▶ **Records shown**:
____________________

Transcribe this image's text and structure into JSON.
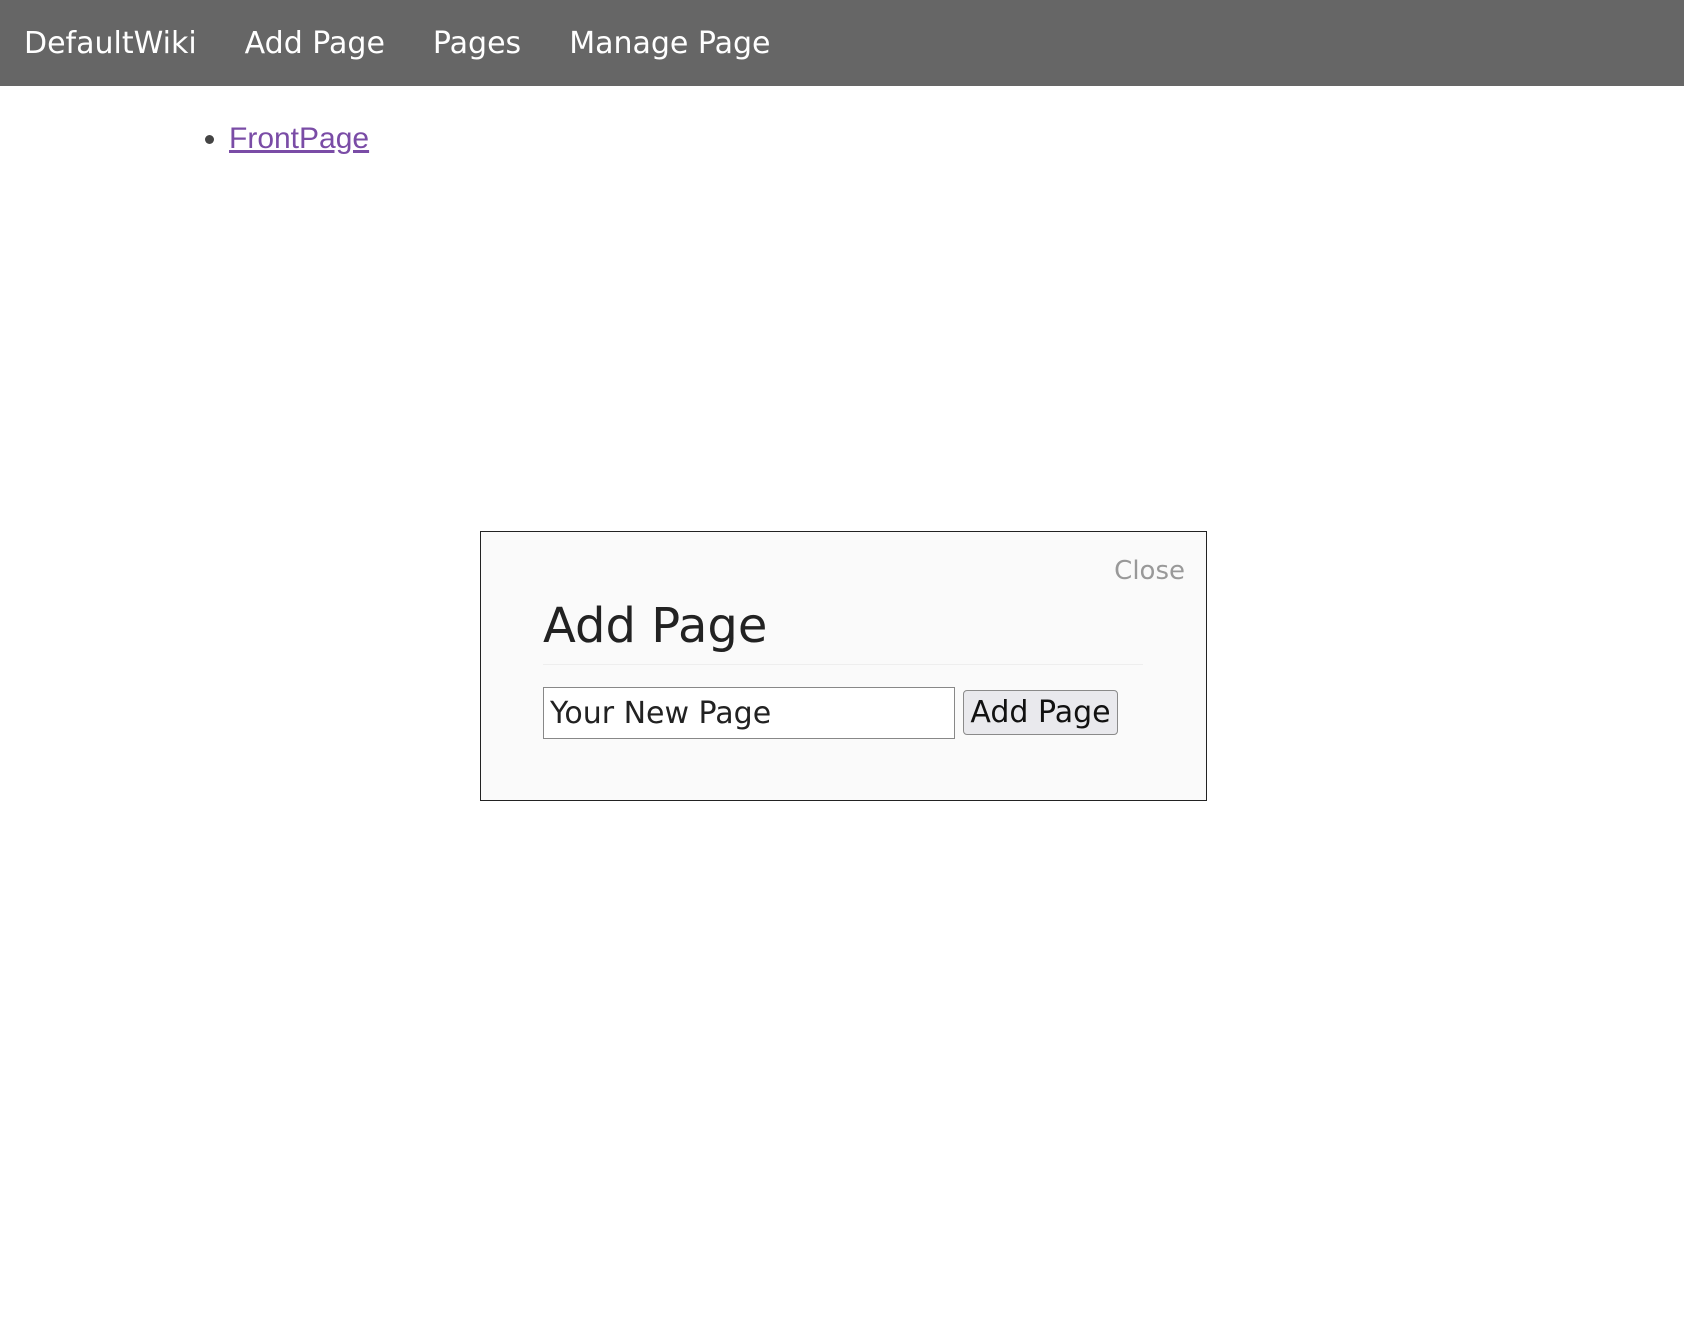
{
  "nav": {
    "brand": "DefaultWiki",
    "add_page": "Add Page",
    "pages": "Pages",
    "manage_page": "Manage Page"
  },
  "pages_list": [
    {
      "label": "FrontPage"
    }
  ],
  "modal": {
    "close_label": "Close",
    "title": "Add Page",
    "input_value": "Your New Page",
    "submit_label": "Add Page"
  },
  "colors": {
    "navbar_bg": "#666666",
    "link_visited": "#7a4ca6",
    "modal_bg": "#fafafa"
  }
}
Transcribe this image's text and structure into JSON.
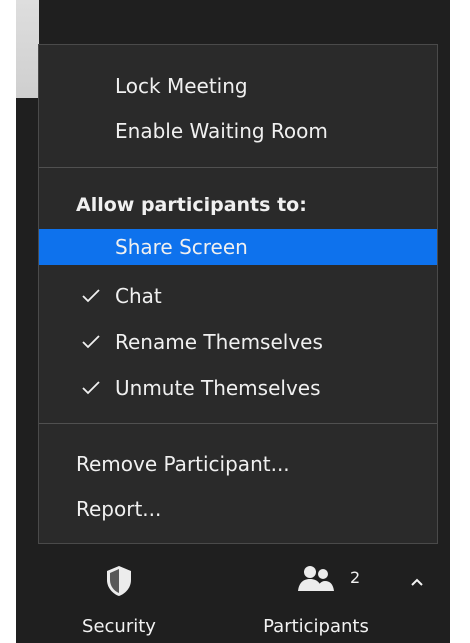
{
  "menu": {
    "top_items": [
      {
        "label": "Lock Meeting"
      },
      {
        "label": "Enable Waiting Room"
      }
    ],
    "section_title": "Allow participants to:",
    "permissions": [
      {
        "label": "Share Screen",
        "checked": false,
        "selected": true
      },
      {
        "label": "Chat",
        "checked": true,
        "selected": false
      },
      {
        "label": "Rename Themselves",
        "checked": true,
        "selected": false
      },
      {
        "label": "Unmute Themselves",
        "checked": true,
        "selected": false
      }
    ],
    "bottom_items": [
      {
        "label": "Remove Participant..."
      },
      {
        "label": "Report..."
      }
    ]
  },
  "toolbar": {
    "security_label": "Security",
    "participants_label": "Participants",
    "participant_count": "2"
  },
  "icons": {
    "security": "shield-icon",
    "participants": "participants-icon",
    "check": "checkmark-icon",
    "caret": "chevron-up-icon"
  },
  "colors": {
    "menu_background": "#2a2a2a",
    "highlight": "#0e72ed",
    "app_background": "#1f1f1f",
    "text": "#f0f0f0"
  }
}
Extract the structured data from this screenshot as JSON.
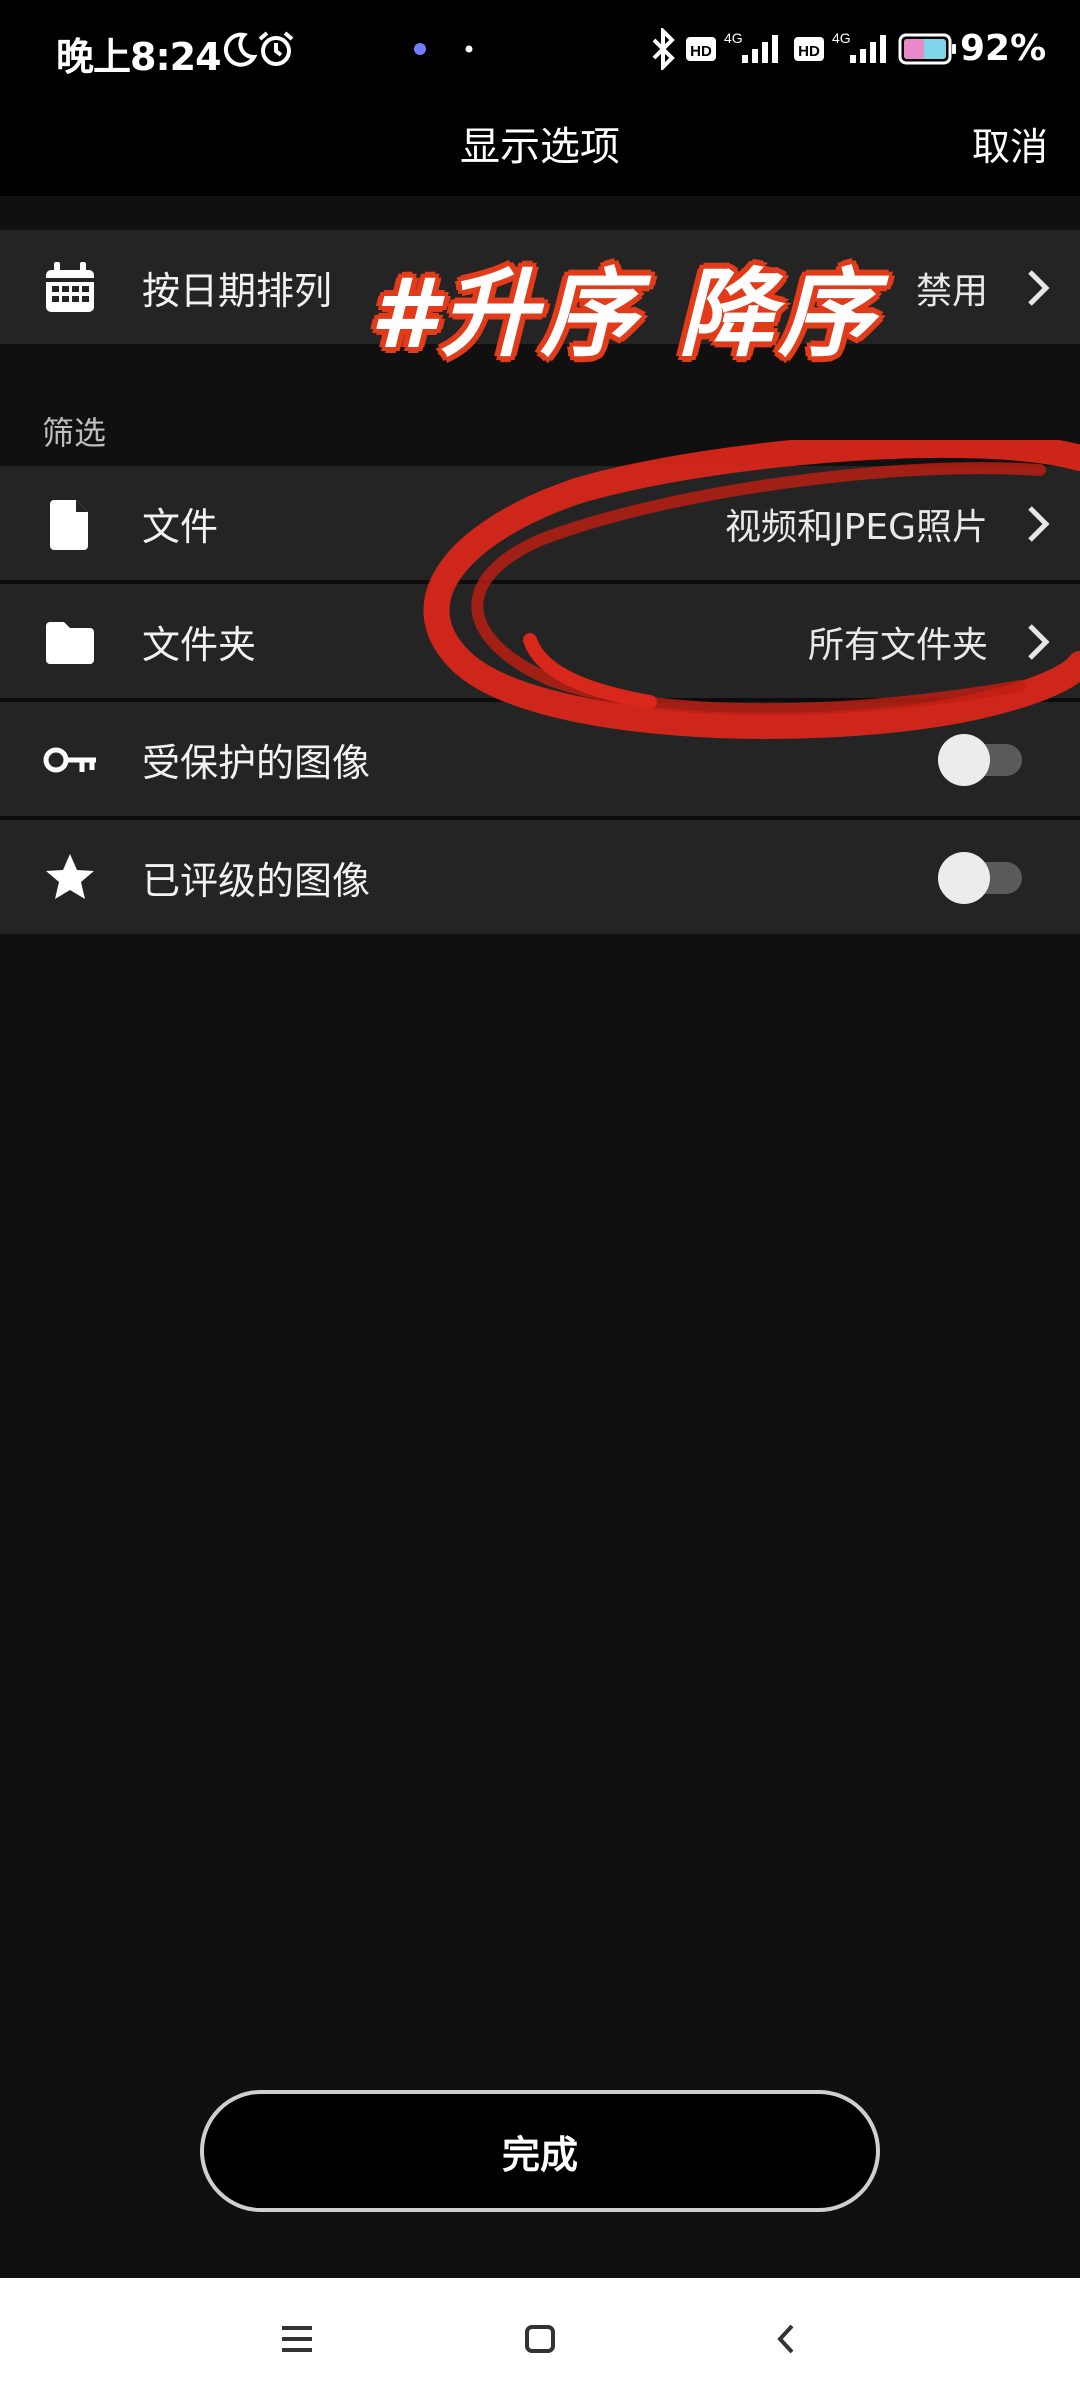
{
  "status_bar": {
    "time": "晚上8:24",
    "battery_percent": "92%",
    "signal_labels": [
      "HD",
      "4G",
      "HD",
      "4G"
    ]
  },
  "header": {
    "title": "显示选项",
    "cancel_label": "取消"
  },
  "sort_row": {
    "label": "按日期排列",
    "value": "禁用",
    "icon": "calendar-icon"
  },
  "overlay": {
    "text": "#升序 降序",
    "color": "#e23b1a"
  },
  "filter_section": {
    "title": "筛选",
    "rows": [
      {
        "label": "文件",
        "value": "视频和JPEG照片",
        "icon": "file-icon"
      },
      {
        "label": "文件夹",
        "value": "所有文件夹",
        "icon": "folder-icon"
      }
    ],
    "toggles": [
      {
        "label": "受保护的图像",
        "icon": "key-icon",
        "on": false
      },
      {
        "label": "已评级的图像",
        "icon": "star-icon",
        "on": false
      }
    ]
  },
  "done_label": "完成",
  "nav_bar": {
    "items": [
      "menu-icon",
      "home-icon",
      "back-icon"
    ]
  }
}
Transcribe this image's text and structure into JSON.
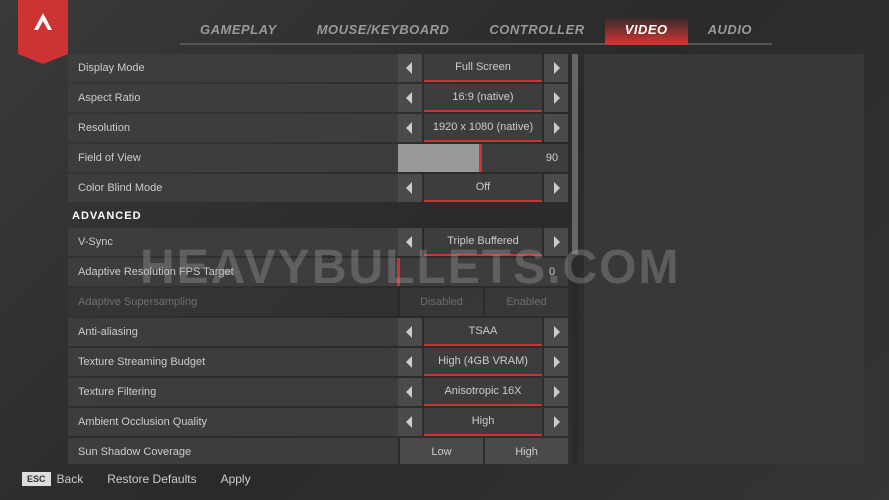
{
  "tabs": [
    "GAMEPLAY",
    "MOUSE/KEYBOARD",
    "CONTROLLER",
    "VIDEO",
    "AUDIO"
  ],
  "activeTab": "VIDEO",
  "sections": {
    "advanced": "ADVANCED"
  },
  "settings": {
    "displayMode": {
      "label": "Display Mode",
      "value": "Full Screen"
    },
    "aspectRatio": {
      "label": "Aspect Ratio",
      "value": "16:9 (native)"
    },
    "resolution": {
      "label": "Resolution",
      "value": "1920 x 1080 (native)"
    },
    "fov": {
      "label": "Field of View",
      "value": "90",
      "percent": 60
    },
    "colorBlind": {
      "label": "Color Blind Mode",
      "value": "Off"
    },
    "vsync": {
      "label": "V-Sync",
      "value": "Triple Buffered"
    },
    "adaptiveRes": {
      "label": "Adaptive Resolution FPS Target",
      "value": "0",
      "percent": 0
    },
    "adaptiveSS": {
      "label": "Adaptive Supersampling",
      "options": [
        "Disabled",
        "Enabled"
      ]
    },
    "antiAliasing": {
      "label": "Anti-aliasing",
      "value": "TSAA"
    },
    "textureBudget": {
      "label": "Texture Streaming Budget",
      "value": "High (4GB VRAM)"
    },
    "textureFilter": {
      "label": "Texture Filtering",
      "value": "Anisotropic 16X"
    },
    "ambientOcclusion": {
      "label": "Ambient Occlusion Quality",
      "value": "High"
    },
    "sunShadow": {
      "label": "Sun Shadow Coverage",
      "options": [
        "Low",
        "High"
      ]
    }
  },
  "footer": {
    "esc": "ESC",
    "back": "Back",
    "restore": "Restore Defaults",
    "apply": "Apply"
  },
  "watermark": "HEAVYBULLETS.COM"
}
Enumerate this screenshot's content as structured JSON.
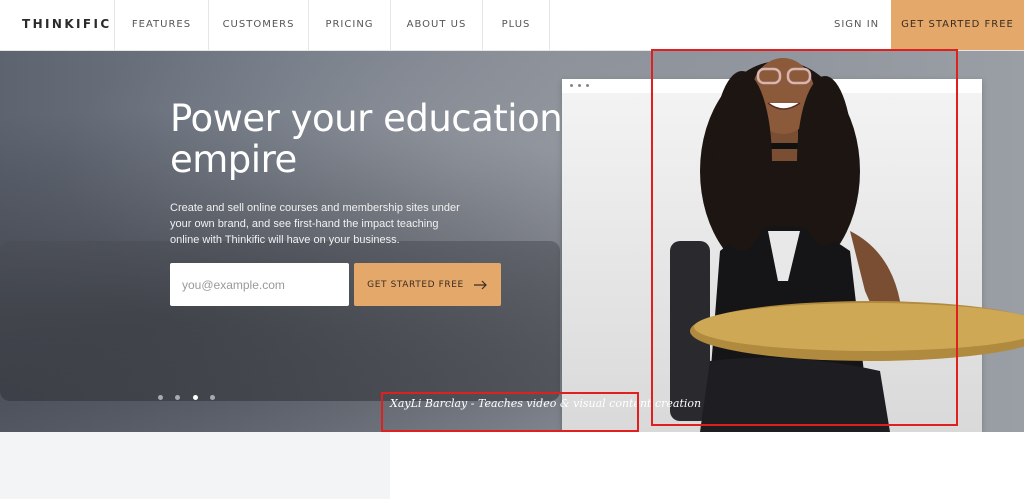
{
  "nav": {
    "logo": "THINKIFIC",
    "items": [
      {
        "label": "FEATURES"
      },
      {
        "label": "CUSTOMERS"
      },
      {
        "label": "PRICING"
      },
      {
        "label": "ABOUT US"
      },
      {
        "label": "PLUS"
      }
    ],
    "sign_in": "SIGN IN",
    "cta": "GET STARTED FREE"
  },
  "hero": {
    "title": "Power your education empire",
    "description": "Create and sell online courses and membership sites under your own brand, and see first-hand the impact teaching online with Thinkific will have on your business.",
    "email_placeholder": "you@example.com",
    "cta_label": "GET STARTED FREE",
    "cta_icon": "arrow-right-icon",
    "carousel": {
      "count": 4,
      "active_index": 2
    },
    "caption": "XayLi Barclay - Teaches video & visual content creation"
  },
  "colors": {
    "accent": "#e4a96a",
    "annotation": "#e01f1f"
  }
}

____________________

Return all of the entries exactly as written, but drop any pictures they hold.

▶ **Written reply**:
Transcribe this image's text and structure into JSON.
{
  "nav": {
    "brand": "DefaultWiki",
    "add_page": "Add Page",
    "pages": "Pages",
    "manage_page": "Manage Page"
  },
  "pages_list": [
    {
      "label": "FrontPage"
    }
  ],
  "modal": {
    "close_label": "Close",
    "title": "Add Page",
    "input_value": "Your New Page",
    "submit_label": "Add Page"
  },
  "colors": {
    "navbar_bg": "#666666",
    "link_visited": "#7a4ca6",
    "modal_bg": "#fafafa"
  }
}
Transcribe this image's text and structure into JSON.
{
  "menu": {
    "top_items": [
      {
        "label": "Lock Meeting"
      },
      {
        "label": "Enable Waiting Room"
      }
    ],
    "section_title": "Allow participants to:",
    "permissions": [
      {
        "label": "Share Screen",
        "checked": false,
        "selected": true
      },
      {
        "label": "Chat",
        "checked": true,
        "selected": false
      },
      {
        "label": "Rename Themselves",
        "checked": true,
        "selected": false
      },
      {
        "label": "Unmute Themselves",
        "checked": true,
        "selected": false
      }
    ],
    "bottom_items": [
      {
        "label": "Remove Participant..."
      },
      {
        "label": "Report..."
      }
    ]
  },
  "toolbar": {
    "security_label": "Security",
    "participants_label": "Participants",
    "participant_count": "2"
  },
  "icons": {
    "security": "shield-icon",
    "participants": "participants-icon",
    "check": "checkmark-icon",
    "caret": "chevron-up-icon"
  },
  "colors": {
    "menu_background": "#2a2a2a",
    "highlight": "#0e72ed",
    "app_background": "#1f1f1f",
    "text": "#f0f0f0"
  }
}
Extract the structured data from this screenshot as JSON.
{
  "status_bar": {
    "time": "晚上8:24",
    "battery_percent": "92%",
    "signal_labels": [
      "HD",
      "4G",
      "HD",
      "4G"
    ]
  },
  "header": {
    "title": "显示选项",
    "cancel_label": "取消"
  },
  "sort_row": {
    "label": "按日期排列",
    "value": "禁用",
    "icon": "calendar-icon"
  },
  "overlay": {
    "text": "#升序 降序",
    "color": "#e23b1a"
  },
  "filter_section": {
    "title": "筛选",
    "rows": [
      {
        "label": "文件",
        "value": "视频和JPEG照片",
        "icon": "file-icon"
      },
      {
        "label": "文件夹",
        "value": "所有文件夹",
        "icon": "folder-icon"
      }
    ],
    "toggles": [
      {
        "label": "受保护的图像",
        "icon": "key-icon",
        "on": false
      },
      {
        "label": "已评级的图像",
        "icon": "star-icon",
        "on": false
      }
    ]
  },
  "done_label": "完成",
  "nav_bar": {
    "items": [
      "menu-icon",
      "home-icon",
      "back-icon"
    ]
  }
}
Transcribe this image's text and structure into JSON.
{
  "tabs": [
    "GAMEPLAY",
    "MOUSE/KEYBOARD",
    "CONTROLLER",
    "VIDEO",
    "AUDIO"
  ],
  "activeTab": "VIDEO",
  "sections": {
    "advanced": "ADVANCED"
  },
  "settings": {
    "displayMode": {
      "label": "Display Mode",
      "value": "Full Screen"
    },
    "aspectRatio": {
      "label": "Aspect Ratio",
      "value": "16:9 (native)"
    },
    "resolution": {
      "label": "Resolution",
      "value": "1920 x 1080 (native)"
    },
    "fov": {
      "label": "Field of View",
      "value": "90",
      "percent": 60
    },
    "colorBlind": {
      "label": "Color Blind Mode",
      "value": "Off"
    },
    "vsync": {
      "label": "V-Sync",
      "value": "Triple Buffered"
    },
    "adaptiveRes": {
      "label": "Adaptive Resolution FPS Target",
      "value": "0",
      "percent": 0
    },
    "adaptiveSS": {
      "label": "Adaptive Supersampling",
      "options": [
        "Disabled",
        "Enabled"
      ]
    },
    "antiAliasing": {
      "label": "Anti-aliasing",
      "value": "TSAA"
    },
    "textureBudget": {
      "label": "Texture Streaming Budget",
      "value": "High (4GB VRAM)"
    },
    "textureFilter": {
      "label": "Texture Filtering",
      "value": "Anisotropic 16X"
    },
    "ambientOcclusion": {
      "label": "Ambient Occlusion Quality",
      "value": "High"
    },
    "sunShadow": {
      "label": "Sun Shadow Coverage",
      "options": [
        "Low",
        "High"
      ]
    }
  },
  "footer": {
    "esc": "ESC",
    "back": "Back",
    "restore": "Restore Defaults",
    "apply": "Apply"
  },
  "watermark": "HEAVYBULLETS.COM"
}
Enumerate this screenshot's content as structured JSON.
{
  "nav": {
    "logo": "THINKIFIC",
    "items": [
      {
        "label": "FEATURES"
      },
      {
        "label": "CUSTOMERS"
      },
      {
        "label": "PRICING"
      },
      {
        "label": "ABOUT US"
      },
      {
        "label": "PLUS"
      }
    ],
    "sign_in": "SIGN IN",
    "cta": "GET STARTED FREE"
  },
  "hero": {
    "title": "Power your education empire",
    "description": "Create and sell online courses and membership sites under your own brand, and see first-hand the impact teaching online with Thinkific will have on your business.",
    "email_placeholder": "you@example.com",
    "cta_label": "GET STARTED FREE",
    "cta_icon": "arrow-right-icon",
    "carousel": {
      "count": 4,
      "active_index": 2
    },
    "caption": "XayLi Barclay - Teaches video & visual content creation"
  },
  "colors": {
    "accent": "#e4a96a",
    "annotation": "#e01f1f"
  }
}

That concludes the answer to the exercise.